Produce the listing below again, exactly as shown.

↓

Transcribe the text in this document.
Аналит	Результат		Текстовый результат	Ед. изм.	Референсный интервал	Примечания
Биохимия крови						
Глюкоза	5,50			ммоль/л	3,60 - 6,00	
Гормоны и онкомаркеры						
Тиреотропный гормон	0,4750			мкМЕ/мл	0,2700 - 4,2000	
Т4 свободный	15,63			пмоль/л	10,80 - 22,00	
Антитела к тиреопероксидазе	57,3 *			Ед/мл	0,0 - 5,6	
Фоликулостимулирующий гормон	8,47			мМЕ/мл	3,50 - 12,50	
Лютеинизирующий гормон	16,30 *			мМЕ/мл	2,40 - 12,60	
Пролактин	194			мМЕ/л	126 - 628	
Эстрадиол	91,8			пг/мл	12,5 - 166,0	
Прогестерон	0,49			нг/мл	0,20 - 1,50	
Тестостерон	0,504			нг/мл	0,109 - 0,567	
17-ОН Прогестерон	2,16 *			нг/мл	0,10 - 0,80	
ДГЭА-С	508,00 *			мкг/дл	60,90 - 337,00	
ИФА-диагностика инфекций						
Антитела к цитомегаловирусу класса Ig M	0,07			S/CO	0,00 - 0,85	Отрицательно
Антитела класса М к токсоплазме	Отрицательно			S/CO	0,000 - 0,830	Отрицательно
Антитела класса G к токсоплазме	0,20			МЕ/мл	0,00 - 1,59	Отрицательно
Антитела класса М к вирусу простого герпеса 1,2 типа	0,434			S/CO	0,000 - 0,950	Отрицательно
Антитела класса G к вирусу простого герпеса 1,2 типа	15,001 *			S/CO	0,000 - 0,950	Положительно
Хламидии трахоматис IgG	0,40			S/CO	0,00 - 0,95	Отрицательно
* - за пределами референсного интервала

↑

- **TASK RESPONSE**:
Transcribe the text in this document.
Аналит	Результат		Текстовый результат	Ед. изм.	Референсный интервал	Примечания
Биохимия крови						
Глюкоза	5,50			ммоль/л	3,60 - 6,00	
Гормоны и онкомаркеры						
Тиреотропный гормон	0,4750			мкМЕ/мл	0,2700 - 4,2000	
Т4 свободный	15,63			пмоль/л	10,80 - 22,00	
Антитела к тиреопероксидазе	57,3 *			Ед/мл	0,0 - 5,6	
Фоликулостимулирующий гормон	8,47			мМЕ/мл	3,50 - 12,50	
Лютеинизирующий гормон	16,30 *			мМЕ/мл	2,40 - 12,60	
Пролактин	194			мМЕ/л	126 - 628	
Эстрадиол	91,8			пг/мл	12,5 - 166,0	
Прогестерон	0,49			нг/мл	0,20 - 1,50	
Тестостерон	0,504			нг/мл	0,109 - 0,567	
17-ОН Прогестерон	2,16 *			нг/мл	0,10 - 0,80	
ДГЭА-С	508,00 *			мкг/дл	60,90 - 337,00	
ИФА-диагностика инфекций						
Антитела к цитомегаловирусу класса Ig M	0,07			S/CO	0,00 - 0,85	Отрицательно
Антитела класса М к токсоплазме	Отрицательно			S/CO	0,000 - 0,830	Отрицательно
Антитела класса G к токсоплазме	0,20			МЕ/мл	0,00 - 1,59	Отрицательно
Антитела класса М к вирусу простого герпеса 1,2 типа	0,434			S/CO	0,000 - 0,950	Отрицательно
Антитела класса G к вирусу простого герпеса 1,2 типа	15,001 *			S/CO	0,000 - 0,950	Положительно
Хламидии трахоматис IgG	0,40			S/CO	0,00 - 0,95	Отрицательно
* - за пределами референсного интервала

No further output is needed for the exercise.